-- start --

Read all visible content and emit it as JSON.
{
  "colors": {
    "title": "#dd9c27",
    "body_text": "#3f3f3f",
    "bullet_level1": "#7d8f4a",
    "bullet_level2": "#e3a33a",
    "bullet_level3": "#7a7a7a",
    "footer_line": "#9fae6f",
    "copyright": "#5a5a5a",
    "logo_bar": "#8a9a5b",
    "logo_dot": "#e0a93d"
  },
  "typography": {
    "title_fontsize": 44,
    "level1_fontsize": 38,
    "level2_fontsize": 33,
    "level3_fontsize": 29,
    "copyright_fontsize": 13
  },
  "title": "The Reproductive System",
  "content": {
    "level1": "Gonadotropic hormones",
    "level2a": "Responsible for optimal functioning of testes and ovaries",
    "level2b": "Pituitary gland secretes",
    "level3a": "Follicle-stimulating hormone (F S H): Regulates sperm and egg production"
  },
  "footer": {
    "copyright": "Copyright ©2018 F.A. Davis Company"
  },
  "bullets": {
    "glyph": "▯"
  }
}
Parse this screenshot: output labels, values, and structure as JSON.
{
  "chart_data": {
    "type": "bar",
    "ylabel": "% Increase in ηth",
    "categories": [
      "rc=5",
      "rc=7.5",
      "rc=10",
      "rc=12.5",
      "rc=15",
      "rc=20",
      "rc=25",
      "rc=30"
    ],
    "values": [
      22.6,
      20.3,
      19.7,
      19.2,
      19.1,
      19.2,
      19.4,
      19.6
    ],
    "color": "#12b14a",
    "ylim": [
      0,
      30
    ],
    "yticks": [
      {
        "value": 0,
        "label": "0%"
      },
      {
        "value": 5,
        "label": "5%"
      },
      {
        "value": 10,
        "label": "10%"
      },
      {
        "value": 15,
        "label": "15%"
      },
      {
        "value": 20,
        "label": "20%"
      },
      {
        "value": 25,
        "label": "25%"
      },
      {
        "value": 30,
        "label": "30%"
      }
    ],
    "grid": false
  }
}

-- end --

* [What the task asks]:
Reproduce the final stretch of the data above: every line from the one holding "Parse this screenshot: output" through the end, inclusive, exactly as written and nothing else.

* [Complete answer]:
Parse this screenshot: output labels, values, and structure as JSON.
{
  "chart_data": {
    "type": "bar",
    "ylabel": "% Increase in ηth",
    "categories": [
      "rc=5",
      "rc=7.5",
      "rc=10",
      "rc=12.5",
      "rc=15",
      "rc=20",
      "rc=25",
      "rc=30"
    ],
    "values": [
      22.6,
      20.3,
      19.7,
      19.2,
      19.1,
      19.2,
      19.4,
      19.6
    ],
    "color": "#12b14a",
    "ylim": [
      0,
      30
    ],
    "yticks": [
      {
        "value": 0,
        "label": "0%"
      },
      {
        "value": 5,
        "label": "5%"
      },
      {
        "value": 10,
        "label": "10%"
      },
      {
        "value": 15,
        "label": "15%"
      },
      {
        "value": 20,
        "label": "20%"
      },
      {
        "value": 25,
        "label": "25%"
      },
      {
        "value": 30,
        "label": "30%"
      }
    ],
    "grid": false
  }
}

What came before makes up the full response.